## EXERCISE BRIEF
Emit the entire listing verbatim.

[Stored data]
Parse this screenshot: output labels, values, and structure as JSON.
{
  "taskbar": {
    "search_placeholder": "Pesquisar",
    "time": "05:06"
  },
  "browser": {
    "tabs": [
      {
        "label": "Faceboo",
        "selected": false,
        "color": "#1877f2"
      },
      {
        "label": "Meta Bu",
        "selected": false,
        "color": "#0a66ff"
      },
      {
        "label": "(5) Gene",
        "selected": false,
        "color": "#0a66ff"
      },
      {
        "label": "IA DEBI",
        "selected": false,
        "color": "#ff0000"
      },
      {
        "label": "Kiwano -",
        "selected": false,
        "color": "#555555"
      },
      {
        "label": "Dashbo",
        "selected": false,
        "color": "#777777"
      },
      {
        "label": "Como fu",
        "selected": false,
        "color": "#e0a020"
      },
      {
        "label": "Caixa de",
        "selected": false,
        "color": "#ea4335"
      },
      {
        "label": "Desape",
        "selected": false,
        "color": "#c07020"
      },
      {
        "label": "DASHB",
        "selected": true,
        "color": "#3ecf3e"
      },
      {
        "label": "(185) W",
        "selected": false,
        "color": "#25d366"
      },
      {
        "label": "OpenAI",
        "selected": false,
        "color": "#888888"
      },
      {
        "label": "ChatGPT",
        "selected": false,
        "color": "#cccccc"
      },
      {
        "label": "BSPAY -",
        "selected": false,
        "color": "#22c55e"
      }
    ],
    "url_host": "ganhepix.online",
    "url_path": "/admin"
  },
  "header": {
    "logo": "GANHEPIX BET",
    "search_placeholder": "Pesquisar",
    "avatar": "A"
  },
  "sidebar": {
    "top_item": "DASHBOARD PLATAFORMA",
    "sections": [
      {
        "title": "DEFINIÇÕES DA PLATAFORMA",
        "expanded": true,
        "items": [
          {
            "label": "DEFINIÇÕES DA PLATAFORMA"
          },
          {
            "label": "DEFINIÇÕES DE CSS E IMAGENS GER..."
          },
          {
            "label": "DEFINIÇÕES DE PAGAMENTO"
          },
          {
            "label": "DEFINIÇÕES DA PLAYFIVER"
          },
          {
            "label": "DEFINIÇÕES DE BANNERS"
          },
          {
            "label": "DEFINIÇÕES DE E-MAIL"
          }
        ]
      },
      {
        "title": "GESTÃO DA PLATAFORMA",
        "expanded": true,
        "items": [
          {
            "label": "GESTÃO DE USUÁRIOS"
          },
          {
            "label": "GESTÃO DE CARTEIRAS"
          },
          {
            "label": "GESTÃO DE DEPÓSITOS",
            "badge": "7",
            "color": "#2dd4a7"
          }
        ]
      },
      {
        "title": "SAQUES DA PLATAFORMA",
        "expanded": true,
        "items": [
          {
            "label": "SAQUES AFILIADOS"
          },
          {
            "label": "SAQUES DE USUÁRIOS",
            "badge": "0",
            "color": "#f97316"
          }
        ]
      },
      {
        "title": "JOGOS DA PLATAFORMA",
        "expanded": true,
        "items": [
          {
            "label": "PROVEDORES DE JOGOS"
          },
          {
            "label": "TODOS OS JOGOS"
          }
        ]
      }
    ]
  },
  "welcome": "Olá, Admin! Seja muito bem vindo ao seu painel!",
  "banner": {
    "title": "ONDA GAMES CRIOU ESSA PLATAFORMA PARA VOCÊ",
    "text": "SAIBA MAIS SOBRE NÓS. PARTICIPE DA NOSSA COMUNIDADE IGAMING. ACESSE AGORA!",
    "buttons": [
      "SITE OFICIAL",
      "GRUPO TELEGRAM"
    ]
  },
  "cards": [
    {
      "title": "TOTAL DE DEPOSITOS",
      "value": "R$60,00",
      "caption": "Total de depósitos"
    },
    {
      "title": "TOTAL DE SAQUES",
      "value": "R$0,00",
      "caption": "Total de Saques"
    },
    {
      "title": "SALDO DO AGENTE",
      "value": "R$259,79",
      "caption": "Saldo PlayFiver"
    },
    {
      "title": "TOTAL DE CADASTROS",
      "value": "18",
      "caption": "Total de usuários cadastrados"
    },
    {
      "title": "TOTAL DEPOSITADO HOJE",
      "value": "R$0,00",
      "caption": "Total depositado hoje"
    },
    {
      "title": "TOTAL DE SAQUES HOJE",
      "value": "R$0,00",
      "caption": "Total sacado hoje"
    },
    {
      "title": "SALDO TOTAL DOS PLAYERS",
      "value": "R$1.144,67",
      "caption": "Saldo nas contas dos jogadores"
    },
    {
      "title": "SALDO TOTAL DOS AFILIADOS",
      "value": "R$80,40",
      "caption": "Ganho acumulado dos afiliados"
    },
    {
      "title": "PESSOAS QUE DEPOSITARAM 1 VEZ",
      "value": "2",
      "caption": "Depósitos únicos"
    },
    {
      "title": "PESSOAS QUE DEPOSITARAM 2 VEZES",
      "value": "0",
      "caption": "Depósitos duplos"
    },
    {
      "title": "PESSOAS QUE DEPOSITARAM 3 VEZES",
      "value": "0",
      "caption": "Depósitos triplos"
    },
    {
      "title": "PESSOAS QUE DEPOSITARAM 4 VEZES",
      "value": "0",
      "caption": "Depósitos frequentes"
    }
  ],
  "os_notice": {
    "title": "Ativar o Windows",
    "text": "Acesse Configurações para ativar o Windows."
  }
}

## OUTPUT FOR THIS TASK
Parse this screenshot: output labels, values, and structure as JSON.
{
  "taskbar": {
    "search_placeholder": "Pesquisar",
    "time": "05:06"
  },
  "browser": {
    "tabs": [
      {
        "label": "Faceboo",
        "selected": false,
        "color": "#1877f2"
      },
      {
        "label": "Meta Bu",
        "selected": false,
        "color": "#0a66ff"
      },
      {
        "label": "(5) Gene",
        "selected": false,
        "color": "#0a66ff"
      },
      {
        "label": "IA DEBI",
        "selected": false,
        "color": "#ff0000"
      },
      {
        "label": "Kiwano -",
        "selected": false,
        "color": "#555555"
      },
      {
        "label": "Dashbo",
        "selected": false,
        "color": "#777777"
      },
      {
        "label": "Como fu",
        "selected": false,
        "color": "#e0a020"
      },
      {
        "label": "Caixa de",
        "selected": false,
        "color": "#ea4335"
      },
      {
        "label": "Desape",
        "selected": false,
        "color": "#c07020"
      },
      {
        "label": "DASHB",
        "selected": true,
        "color": "#3ecf3e"
      },
      {
        "label": "(185) W",
        "selected": false,
        "color": "#25d366"
      },
      {
        "label": "OpenAI",
        "selected": false,
        "color": "#888888"
      },
      {
        "label": "ChatGPT",
        "selected": false,
        "color": "#cccccc"
      },
      {
        "label": "BSPAY -",
        "selected": false,
        "color": "#22c55e"
      }
    ],
    "url_host": "ganhepix.online",
    "url_path": "/admin"
  },
  "header": {
    "logo": "GANHEPIX BET",
    "search_placeholder": "Pesquisar",
    "avatar": "A"
  },
  "sidebar": {
    "top_item": "DASHBOARD PLATAFORMA",
    "sections": [
      {
        "title": "DEFINIÇÕES DA PLATAFORMA",
        "expanded": true,
        "items": [
          {
            "label": "DEFINIÇÕES DA PLATAFORMA"
          },
          {
            "label": "DEFINIÇÕES DE CSS E IMAGENS GER..."
          },
          {
            "label": "DEFINIÇÕES DE PAGAMENTO"
          },
          {
            "label": "DEFINIÇÕES DA PLAYFIVER"
          },
          {
            "label": "DEFINIÇÕES DE BANNERS"
          },
          {
            "label": "DEFINIÇÕES DE E-MAIL"
          }
        ]
      },
      {
        "title": "GESTÃO DA PLATAFORMA",
        "expanded": true,
        "items": [
          {
            "label": "GESTÃO DE USUÁRIOS"
          },
          {
            "label": "GESTÃO DE CARTEIRAS"
          },
          {
            "label": "GESTÃO DE DEPÓSITOS",
            "badge": "7",
            "color": "#2dd4a7"
          }
        ]
      },
      {
        "title": "SAQUES DA PLATAFORMA",
        "expanded": true,
        "items": [
          {
            "label": "SAQUES AFILIADOS"
          },
          {
            "label": "SAQUES DE USUÁRIOS",
            "badge": "0",
            "color": "#f97316"
          }
        ]
      },
      {
        "title": "JOGOS DA PLATAFORMA",
        "expanded": true,
        "items": [
          {
            "label": "PROVEDORES DE JOGOS"
          },
          {
            "label": "TODOS OS JOGOS"
          }
        ]
      }
    ]
  },
  "welcome": "Olá, Admin! Seja muito bem vindo ao seu painel!",
  "banner": {
    "title": "ONDA GAMES CRIOU ESSA PLATAFORMA PARA VOCÊ",
    "text": "SAIBA MAIS SOBRE NÓS. PARTICIPE DA NOSSA COMUNIDADE IGAMING. ACESSE AGORA!",
    "buttons": [
      "SITE OFICIAL",
      "GRUPO TELEGRAM"
    ]
  },
  "cards": [
    {
      "title": "TOTAL DE DEPOSITOS",
      "value": "R$60,00",
      "caption": "Total de depósitos"
    },
    {
      "title": "TOTAL DE SAQUES",
      "value": "R$0,00",
      "caption": "Total de Saques"
    },
    {
      "title": "SALDO DO AGENTE",
      "value": "R$259,79",
      "caption": "Saldo PlayFiver"
    },
    {
      "title": "TOTAL DE CADASTROS",
      "value": "18",
      "caption": "Total de usuários cadastrados"
    },
    {
      "title": "TOTAL DEPOSITADO HOJE",
      "value": "R$0,00",
      "caption": "Total depositado hoje"
    },
    {
      "title": "TOTAL DE SAQUES HOJE",
      "value": "R$0,00",
      "caption": "Total sacado hoje"
    },
    {
      "title": "SALDO TOTAL DOS PLAYERS",
      "value": "R$1.144,67",
      "caption": "Saldo nas contas dos jogadores"
    },
    {
      "title": "SALDO TOTAL DOS AFILIADOS",
      "value": "R$80,40",
      "caption": "Ganho acumulado dos afiliados"
    },
    {
      "title": "PESSOAS QUE DEPOSITARAM 1 VEZ",
      "value": "2",
      "caption": "Depósitos únicos"
    },
    {
      "title": "PESSOAS QUE DEPOSITARAM 2 VEZES",
      "value": "0",
      "caption": "Depósitos duplos"
    },
    {
      "title": "PESSOAS QUE DEPOSITARAM 3 VEZES",
      "value": "0",
      "caption": "Depósitos triplos"
    },
    {
      "title": "PESSOAS QUE DEPOSITARAM 4 VEZES",
      "value": "0",
      "caption": "Depósitos frequentes"
    }
  ],
  "os_notice": {
    "title": "Ativar o Windows",
    "text": "Acesse Configurações para ativar o Windows."
  }
}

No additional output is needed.